Set problem: Take the data that follows and retype it word for word.

Exercise input:
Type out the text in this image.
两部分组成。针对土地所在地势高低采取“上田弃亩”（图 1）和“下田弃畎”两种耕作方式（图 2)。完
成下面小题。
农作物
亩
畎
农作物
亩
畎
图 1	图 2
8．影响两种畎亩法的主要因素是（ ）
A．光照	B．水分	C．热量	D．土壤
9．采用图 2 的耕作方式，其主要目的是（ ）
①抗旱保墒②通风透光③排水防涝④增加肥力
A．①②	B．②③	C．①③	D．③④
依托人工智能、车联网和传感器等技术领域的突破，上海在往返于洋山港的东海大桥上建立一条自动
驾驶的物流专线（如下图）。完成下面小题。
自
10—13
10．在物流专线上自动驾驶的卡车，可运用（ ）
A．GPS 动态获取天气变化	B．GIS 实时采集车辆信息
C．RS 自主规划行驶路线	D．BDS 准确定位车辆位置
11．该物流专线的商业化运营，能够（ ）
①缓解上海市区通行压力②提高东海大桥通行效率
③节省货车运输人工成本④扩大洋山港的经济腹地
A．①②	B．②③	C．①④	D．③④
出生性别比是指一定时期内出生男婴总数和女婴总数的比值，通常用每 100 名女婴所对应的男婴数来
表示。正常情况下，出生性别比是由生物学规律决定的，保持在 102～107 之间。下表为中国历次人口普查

Reply:
Type out the text in this image.
两部分组成。针对土地所在地势高低采取“上田弃亩”（图 1）和“下田弃畎”两种耕作方式（图 2)。完
成下面小题。
农作物
亩
畎
农作物
亩
畎
图 1	图 2
8．影响两种畎亩法的主要因素是（ ）
A．光照	B．水分	C．热量	D．土壤
9．采用图 2 的耕作方式，其主要目的是（ ）
①抗旱保墒②通风透光③排水防涝④增加肥力
A．①②	B．②③	C．①③	D．③④
依托人工智能、车联网和传感器等技术领域的突破，上海在往返于洋山港的东海大桥上建立一条自动
驾驶的物流专线（如下图）。完成下面小题。
自
10—13
10．在物流专线上自动驾驶的卡车，可运用（ ）
A．GPS 动态获取天气变化	B．GIS 实时采集车辆信息
C．RS 自主规划行驶路线	D．BDS 准确定位车辆位置
11．该物流专线的商业化运营，能够（ ）
①缓解上海市区通行压力②提高东海大桥通行效率
③节省货车运输人工成本④扩大洋山港的经济腹地
A．①②	B．②③	C．①④	D．③④
出生性别比是指一定时期内出生男婴总数和女婴总数的比值，通常用每 100 名女婴所对应的男婴数来
表示。正常情况下，出生性别比是由生物学规律决定的，保持在 102～107 之间。下表为中国历次人口普查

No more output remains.